_Exercise brief_
Leave out the pictures and copy each record below exactly.

-.-.-

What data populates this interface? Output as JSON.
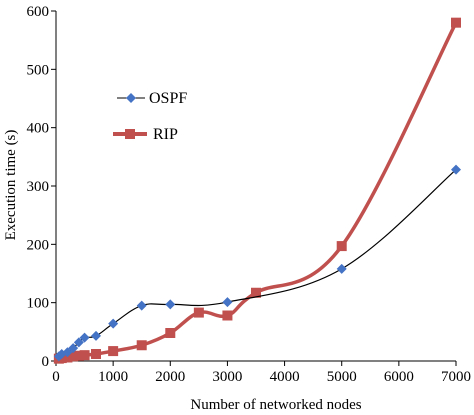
{
  "chart_data": {
    "type": "line",
    "xlabel": "Number of networked nodes",
    "ylabel": "Execution time (s)",
    "xlim": [
      0,
      7000
    ],
    "ylim": [
      0,
      600
    ],
    "xticks": [
      0,
      1000,
      2000,
      3000,
      4000,
      5000,
      6000,
      7000
    ],
    "yticks": [
      0,
      100,
      200,
      300,
      400,
      500,
      600
    ],
    "grid": false,
    "legend_position": "center-left",
    "series": [
      {
        "name": "OSPF",
        "color": "#4472C4",
        "marker": "diamond",
        "line_color": "#000000",
        "x": [
          50,
          100,
          200,
          300,
          400,
          500,
          700,
          1000,
          1500,
          2000,
          3000,
          5000,
          7000
        ],
        "y": [
          8,
          12,
          15,
          22,
          32,
          40,
          43,
          64,
          95,
          97,
          101,
          158,
          328
        ]
      },
      {
        "name": "RIP",
        "color": "#C0504D",
        "marker": "square",
        "line_color": "#C0504D",
        "x": [
          50,
          100,
          200,
          300,
          400,
          500,
          700,
          1000,
          1500,
          2000,
          2500,
          3000,
          3500,
          5000,
          7000
        ],
        "y": [
          4,
          5,
          6,
          8,
          9,
          10,
          12,
          17,
          27,
          48,
          83,
          78,
          117,
          197,
          580
        ]
      }
    ]
  }
}
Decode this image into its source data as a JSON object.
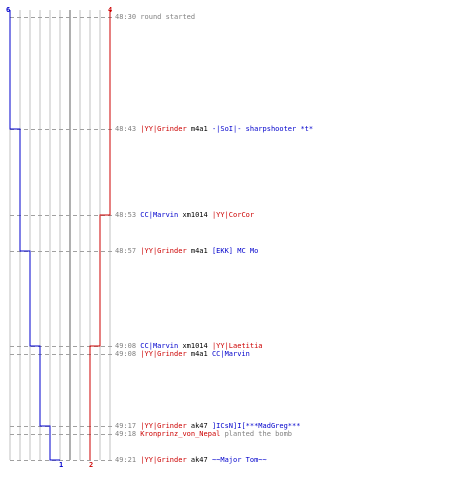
{
  "score_markers": {
    "blue_start": "6",
    "red_start": "4",
    "blue_end": "1",
    "red_end": "2"
  },
  "colors": {
    "red": "#cc0000",
    "blue": "#0000cc",
    "gray": "#808080",
    "grid": "#c0c0c0",
    "dash": "#a0a0a0"
  },
  "events": [
    {
      "time": "48:30",
      "parts": [
        {
          "text": "round started",
          "color": "gray"
        }
      ]
    },
    {
      "time": "48:43",
      "parts": [
        {
          "text": "|YY|Grinder",
          "color": "red"
        },
        {
          "text": " m4a1 ",
          "color": "black"
        },
        {
          "text": "-|SoI|- sharpshooter *t*",
          "color": "blue"
        }
      ]
    },
    {
      "time": "48:53",
      "parts": [
        {
          "text": "CC|Marvin",
          "color": "blue"
        },
        {
          "text": " xm1014 ",
          "color": "black"
        },
        {
          "text": "|YY|CorCor",
          "color": "red"
        }
      ]
    },
    {
      "time": "48:57",
      "parts": [
        {
          "text": "|YY|Grinder",
          "color": "red"
        },
        {
          "text": " m4a1 ",
          "color": "black"
        },
        {
          "text": "[EKK] MC Mo",
          "color": "blue"
        }
      ]
    },
    {
      "time": "49:08",
      "parts": [
        {
          "text": "CC|Marvin",
          "color": "blue"
        },
        {
          "text": " xm1014 ",
          "color": "black"
        },
        {
          "text": "|YY|Laetitia",
          "color": "red"
        }
      ]
    },
    {
      "time": "49:08",
      "parts": [
        {
          "text": "|YY|Grinder",
          "color": "red"
        },
        {
          "text": " m4a1 ",
          "color": "black"
        },
        {
          "text": "CC|Marvin",
          "color": "blue"
        }
      ]
    },
    {
      "time": "49:17",
      "parts": [
        {
          "text": "|YY|Grinder",
          "color": "red"
        },
        {
          "text": " ak47 ",
          "color": "black"
        },
        {
          "text": "]ICsN]I[***MadGreg***",
          "color": "blue"
        }
      ]
    },
    {
      "time": "49:18",
      "parts": [
        {
          "text": "Kronprinz_von_Nepal",
          "color": "red"
        },
        {
          "text": " planted the bomb",
          "color": "gray"
        }
      ]
    },
    {
      "time": "49:21",
      "parts": [
        {
          "text": "|YY|Grinder",
          "color": "red"
        },
        {
          "text": " ak47 ",
          "color": "black"
        },
        {
          "text": "~~Major Tom~~",
          "color": "blue"
        }
      ]
    }
  ]
}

-.-.-

_Written response_
What data populates this interface? Output as JSON.
{
  "chart_data": {
    "type": "line",
    "xlabel": "Number of networked nodes",
    "ylabel": "Execution time (s)",
    "xlim": [
      0,
      7000
    ],
    "ylim": [
      0,
      600
    ],
    "xticks": [
      0,
      1000,
      2000,
      3000,
      4000,
      5000,
      6000,
      7000
    ],
    "yticks": [
      0,
      100,
      200,
      300,
      400,
      500,
      600
    ],
    "grid": false,
    "legend_position": "center-left",
    "series": [
      {
        "name": "OSPF",
        "color": "#4472C4",
        "marker": "diamond",
        "line_color": "#000000",
        "x": [
          50,
          100,
          200,
          300,
          400,
          500,
          700,
          1000,
          1500,
          2000,
          3000,
          5000,
          7000
        ],
        "y": [
          8,
          12,
          15,
          22,
          32,
          40,
          43,
          64,
          95,
          97,
          101,
          158,
          328
        ]
      },
      {
        "name": "RIP",
        "color": "#C0504D",
        "marker": "square",
        "line_color": "#C0504D",
        "x": [
          50,
          100,
          200,
          300,
          400,
          500,
          700,
          1000,
          1500,
          2000,
          2500,
          3000,
          3500,
          5000,
          7000
        ],
        "y": [
          4,
          5,
          6,
          8,
          9,
          10,
          12,
          17,
          27,
          48,
          83,
          78,
          117,
          197,
          580
        ]
      }
    ]
  }
}
Decode this image into its source data as a JSON object.
{
  "score_markers": {
    "blue_start": "6",
    "red_start": "4",
    "blue_end": "1",
    "red_end": "2"
  },
  "colors": {
    "red": "#cc0000",
    "blue": "#0000cc",
    "gray": "#808080",
    "grid": "#c0c0c0",
    "dash": "#a0a0a0"
  },
  "events": [
    {
      "time": "48:30",
      "parts": [
        {
          "text": "round started",
          "color": "gray"
        }
      ]
    },
    {
      "time": "48:43",
      "parts": [
        {
          "text": "|YY|Grinder",
          "color": "red"
        },
        {
          "text": " m4a1 ",
          "color": "black"
        },
        {
          "text": "-|SoI|- sharpshooter *t*",
          "color": "blue"
        }
      ]
    },
    {
      "time": "48:53",
      "parts": [
        {
          "text": "CC|Marvin",
          "color": "blue"
        },
        {
          "text": " xm1014 ",
          "color": "black"
        },
        {
          "text": "|YY|CorCor",
          "color": "red"
        }
      ]
    },
    {
      "time": "48:57",
      "parts": [
        {
          "text": "|YY|Grinder",
          "color": "red"
        },
        {
          "text": " m4a1 ",
          "color": "black"
        },
        {
          "text": "[EKK] MC Mo",
          "color": "blue"
        }
      ]
    },
    {
      "time": "49:08",
      "parts": [
        {
          "text": "CC|Marvin",
          "color": "blue"
        },
        {
          "text": " xm1014 ",
          "color": "black"
        },
        {
          "text": "|YY|Laetitia",
          "color": "red"
        }
      ]
    },
    {
      "time": "49:08",
      "parts": [
        {
          "text": "|YY|Grinder",
          "color": "red"
        },
        {
          "text": " m4a1 ",
          "color": "black"
        },
        {
          "text": "CC|Marvin",
          "color": "blue"
        }
      ]
    },
    {
      "time": "49:17",
      "parts": [
        {
          "text": "|YY|Grinder",
          "color": "red"
        },
        {
          "text": " ak47 ",
          "color": "black"
        },
        {
          "text": "]ICsN]I[***MadGreg***",
          "color": "blue"
        }
      ]
    },
    {
      "time": "49:18",
      "parts": [
        {
          "text": "Kronprinz_von_Nepal",
          "color": "red"
        },
        {
          "text": " planted the bomb",
          "color": "gray"
        }
      ]
    },
    {
      "time": "49:21",
      "parts": [
        {
          "text": "|YY|Grinder",
          "color": "red"
        },
        {
          "text": " ak47 ",
          "color": "black"
        },
        {
          "text": "~~Major Tom~~",
          "color": "blue"
        }
      ]
    }
  ]
}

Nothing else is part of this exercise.